# [Aim of the task]
Copy out lines with the word "Panel" from the material that follows.
####################
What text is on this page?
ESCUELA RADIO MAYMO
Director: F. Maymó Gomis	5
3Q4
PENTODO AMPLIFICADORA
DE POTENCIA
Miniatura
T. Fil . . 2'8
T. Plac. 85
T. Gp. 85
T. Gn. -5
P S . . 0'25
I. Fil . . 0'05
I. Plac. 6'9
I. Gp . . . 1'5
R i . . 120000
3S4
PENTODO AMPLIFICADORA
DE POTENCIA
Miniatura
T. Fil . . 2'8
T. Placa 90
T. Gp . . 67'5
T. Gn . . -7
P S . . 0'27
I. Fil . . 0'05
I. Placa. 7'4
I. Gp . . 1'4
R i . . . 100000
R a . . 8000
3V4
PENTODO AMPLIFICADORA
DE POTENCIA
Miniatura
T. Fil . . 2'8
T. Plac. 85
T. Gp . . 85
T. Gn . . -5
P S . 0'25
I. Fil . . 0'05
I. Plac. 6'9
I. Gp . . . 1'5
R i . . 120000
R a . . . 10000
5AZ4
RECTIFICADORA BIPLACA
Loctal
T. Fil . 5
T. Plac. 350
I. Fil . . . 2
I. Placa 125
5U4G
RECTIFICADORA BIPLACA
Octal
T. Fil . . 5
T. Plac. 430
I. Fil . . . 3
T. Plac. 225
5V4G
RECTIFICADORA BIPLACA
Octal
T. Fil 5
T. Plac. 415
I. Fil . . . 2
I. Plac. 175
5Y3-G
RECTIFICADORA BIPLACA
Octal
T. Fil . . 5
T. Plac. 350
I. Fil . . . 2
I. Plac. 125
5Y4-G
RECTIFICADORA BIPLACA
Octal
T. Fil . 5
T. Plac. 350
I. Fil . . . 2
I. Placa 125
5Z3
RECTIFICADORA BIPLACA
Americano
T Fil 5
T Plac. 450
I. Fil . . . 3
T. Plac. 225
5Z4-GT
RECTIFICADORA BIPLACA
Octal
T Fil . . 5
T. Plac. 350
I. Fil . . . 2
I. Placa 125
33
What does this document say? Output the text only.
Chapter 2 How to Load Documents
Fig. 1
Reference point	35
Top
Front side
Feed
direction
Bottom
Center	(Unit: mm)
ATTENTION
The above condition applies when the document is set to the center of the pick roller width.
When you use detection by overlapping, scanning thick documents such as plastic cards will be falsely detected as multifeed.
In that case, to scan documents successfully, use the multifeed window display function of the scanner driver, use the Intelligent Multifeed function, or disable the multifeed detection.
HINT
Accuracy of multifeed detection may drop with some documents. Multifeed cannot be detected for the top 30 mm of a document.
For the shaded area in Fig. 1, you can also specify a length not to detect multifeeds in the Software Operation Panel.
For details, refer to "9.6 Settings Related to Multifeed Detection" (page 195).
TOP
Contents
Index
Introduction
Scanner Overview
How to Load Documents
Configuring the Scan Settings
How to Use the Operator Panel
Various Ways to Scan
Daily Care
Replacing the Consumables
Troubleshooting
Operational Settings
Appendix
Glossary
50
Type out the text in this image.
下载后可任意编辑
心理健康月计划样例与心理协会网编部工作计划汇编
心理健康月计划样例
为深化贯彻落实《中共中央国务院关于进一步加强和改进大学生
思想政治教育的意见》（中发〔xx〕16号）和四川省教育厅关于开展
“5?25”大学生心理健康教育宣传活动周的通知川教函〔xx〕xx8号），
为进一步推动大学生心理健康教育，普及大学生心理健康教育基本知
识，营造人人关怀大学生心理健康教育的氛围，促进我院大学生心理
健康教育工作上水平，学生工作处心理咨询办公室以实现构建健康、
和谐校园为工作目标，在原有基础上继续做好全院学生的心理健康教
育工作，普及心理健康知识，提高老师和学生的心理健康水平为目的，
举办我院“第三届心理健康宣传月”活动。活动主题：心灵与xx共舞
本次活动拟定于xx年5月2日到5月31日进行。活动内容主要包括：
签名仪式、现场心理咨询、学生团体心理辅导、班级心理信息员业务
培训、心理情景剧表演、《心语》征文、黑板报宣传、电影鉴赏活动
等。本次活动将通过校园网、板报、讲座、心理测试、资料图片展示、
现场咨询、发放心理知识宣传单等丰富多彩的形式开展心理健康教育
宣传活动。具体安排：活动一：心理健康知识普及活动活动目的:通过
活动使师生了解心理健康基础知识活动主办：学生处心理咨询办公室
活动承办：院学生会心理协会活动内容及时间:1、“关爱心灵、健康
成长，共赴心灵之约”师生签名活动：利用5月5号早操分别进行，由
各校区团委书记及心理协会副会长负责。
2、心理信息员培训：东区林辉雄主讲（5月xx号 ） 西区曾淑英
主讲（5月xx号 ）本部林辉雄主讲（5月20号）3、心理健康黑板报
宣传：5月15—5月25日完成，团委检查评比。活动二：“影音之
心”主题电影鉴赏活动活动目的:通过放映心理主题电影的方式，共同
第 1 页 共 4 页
####################
# [Full output]
For the shaded area in Fig. 1, you can also specify a length not to detect multifeeds in the Software Operation Panel.
How to Use the Operator Panel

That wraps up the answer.